- _DIRECTIONS_
Leave out the images and repeat the listing below without a single change.

Start of SUPPLIED MATERIAL

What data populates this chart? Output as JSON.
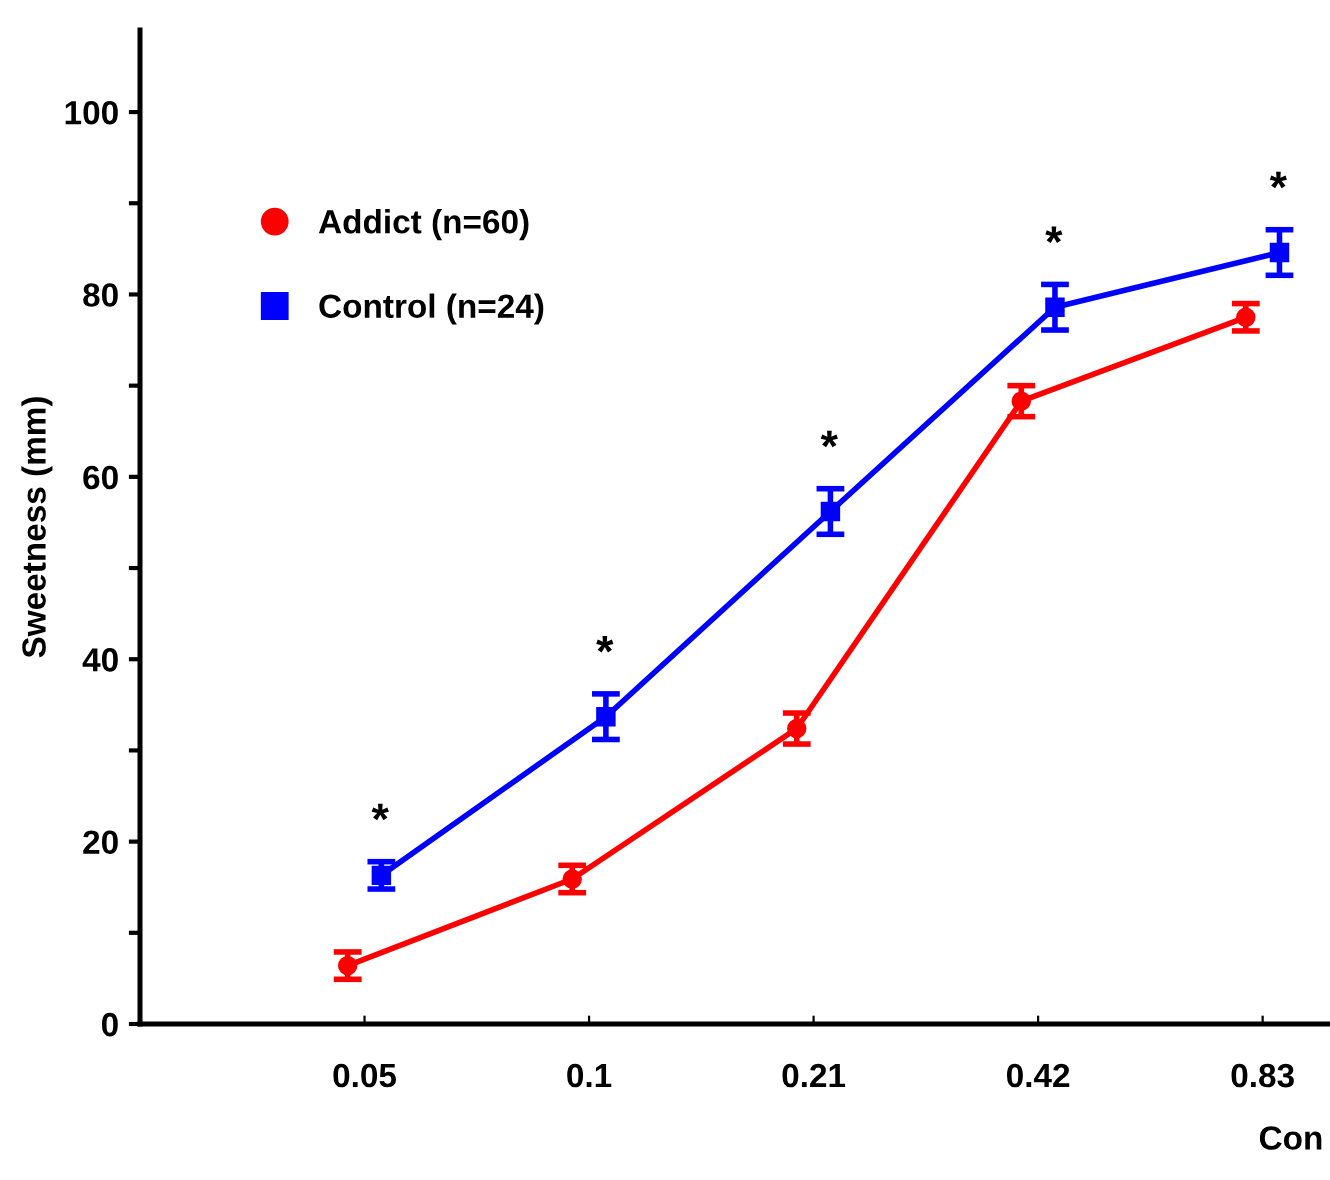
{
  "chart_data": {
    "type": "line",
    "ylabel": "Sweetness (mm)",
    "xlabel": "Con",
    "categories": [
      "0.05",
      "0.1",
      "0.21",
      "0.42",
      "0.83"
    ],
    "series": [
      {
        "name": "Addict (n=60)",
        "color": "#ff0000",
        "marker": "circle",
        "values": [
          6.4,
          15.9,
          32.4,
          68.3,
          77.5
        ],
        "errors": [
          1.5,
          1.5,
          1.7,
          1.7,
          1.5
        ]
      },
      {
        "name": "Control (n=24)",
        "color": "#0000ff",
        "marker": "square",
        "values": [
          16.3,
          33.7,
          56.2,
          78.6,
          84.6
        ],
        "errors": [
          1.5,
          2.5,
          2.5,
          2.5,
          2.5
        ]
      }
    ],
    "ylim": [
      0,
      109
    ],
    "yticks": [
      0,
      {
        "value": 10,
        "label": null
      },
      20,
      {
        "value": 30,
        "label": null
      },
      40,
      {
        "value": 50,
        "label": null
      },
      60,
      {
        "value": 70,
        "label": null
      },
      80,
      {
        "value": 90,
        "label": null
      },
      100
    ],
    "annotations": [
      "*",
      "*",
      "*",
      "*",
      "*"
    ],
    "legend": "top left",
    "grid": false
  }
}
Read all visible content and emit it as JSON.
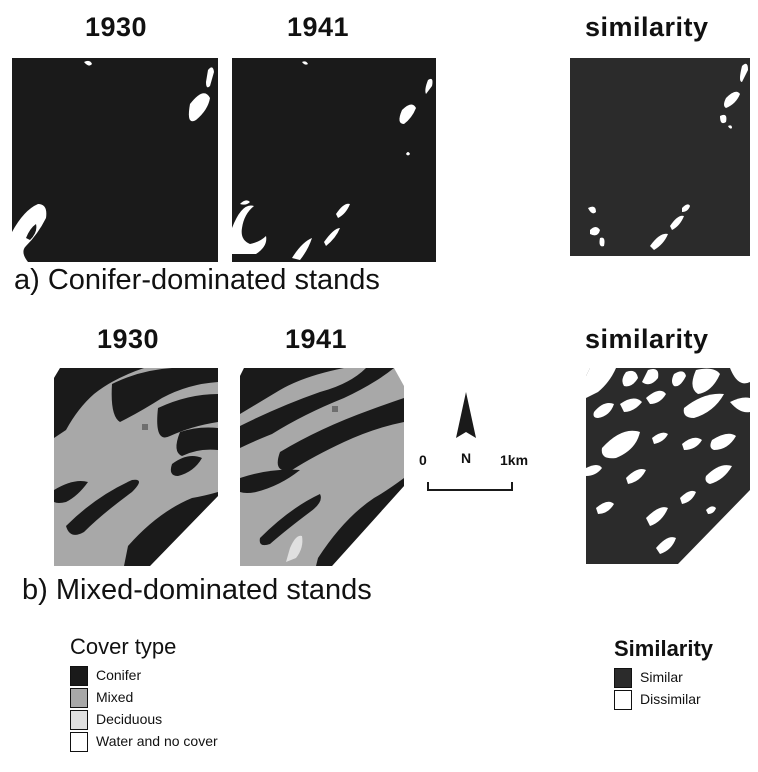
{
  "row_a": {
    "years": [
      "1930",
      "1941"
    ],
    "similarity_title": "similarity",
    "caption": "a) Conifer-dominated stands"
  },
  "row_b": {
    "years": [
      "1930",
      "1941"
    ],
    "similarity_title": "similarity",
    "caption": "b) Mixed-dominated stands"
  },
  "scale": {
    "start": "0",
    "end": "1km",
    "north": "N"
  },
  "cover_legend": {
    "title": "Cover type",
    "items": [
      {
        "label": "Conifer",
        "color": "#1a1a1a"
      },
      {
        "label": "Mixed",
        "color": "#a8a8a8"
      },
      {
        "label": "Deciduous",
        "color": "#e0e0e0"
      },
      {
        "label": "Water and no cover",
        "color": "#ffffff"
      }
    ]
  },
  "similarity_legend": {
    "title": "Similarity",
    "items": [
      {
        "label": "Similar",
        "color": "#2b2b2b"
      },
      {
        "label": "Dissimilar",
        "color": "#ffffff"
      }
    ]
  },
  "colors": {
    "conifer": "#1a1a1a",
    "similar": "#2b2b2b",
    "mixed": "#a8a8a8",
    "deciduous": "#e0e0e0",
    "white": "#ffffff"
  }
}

End of SUPPLIED MATERIAL

- _ANSWER FOR THE TASK_
What data populates this chart? Output as JSON.
{
  "chart_data": {
    "type": "line",
    "ylabel": "Sweetness (mm)",
    "xlabel": "Con",
    "categories": [
      "0.05",
      "0.1",
      "0.21",
      "0.42",
      "0.83"
    ],
    "series": [
      {
        "name": "Addict (n=60)",
        "color": "#ff0000",
        "marker": "circle",
        "values": [
          6.4,
          15.9,
          32.4,
          68.3,
          77.5
        ],
        "errors": [
          1.5,
          1.5,
          1.7,
          1.7,
          1.5
        ]
      },
      {
        "name": "Control (n=24)",
        "color": "#0000ff",
        "marker": "square",
        "values": [
          16.3,
          33.7,
          56.2,
          78.6,
          84.6
        ],
        "errors": [
          1.5,
          2.5,
          2.5,
          2.5,
          2.5
        ]
      }
    ],
    "ylim": [
      0,
      109
    ],
    "yticks": [
      0,
      {
        "value": 10,
        "label": null
      },
      20,
      {
        "value": 30,
        "label": null
      },
      40,
      {
        "value": 50,
        "label": null
      },
      60,
      {
        "value": 70,
        "label": null
      },
      80,
      {
        "value": 90,
        "label": null
      },
      100
    ],
    "annotations": [
      "*",
      "*",
      "*",
      "*",
      "*"
    ],
    "legend": "top left",
    "grid": false
  }
}
Read all visible content and emit it as JSON.
{
  "row_a": {
    "years": [
      "1930",
      "1941"
    ],
    "similarity_title": "similarity",
    "caption": "a) Conifer-dominated stands"
  },
  "row_b": {
    "years": [
      "1930",
      "1941"
    ],
    "similarity_title": "similarity",
    "caption": "b) Mixed-dominated stands"
  },
  "scale": {
    "start": "0",
    "end": "1km",
    "north": "N"
  },
  "cover_legend": {
    "title": "Cover type",
    "items": [
      {
        "label": "Conifer",
        "color": "#1a1a1a"
      },
      {
        "label": "Mixed",
        "color": "#a8a8a8"
      },
      {
        "label": "Deciduous",
        "color": "#e0e0e0"
      },
      {
        "label": "Water and no cover",
        "color": "#ffffff"
      }
    ]
  },
  "similarity_legend": {
    "title": "Similarity",
    "items": [
      {
        "label": "Similar",
        "color": "#2b2b2b"
      },
      {
        "label": "Dissimilar",
        "color": "#ffffff"
      }
    ]
  },
  "colors": {
    "conifer": "#1a1a1a",
    "similar": "#2b2b2b",
    "mixed": "#a8a8a8",
    "deciduous": "#e0e0e0",
    "white": "#ffffff"
  }
}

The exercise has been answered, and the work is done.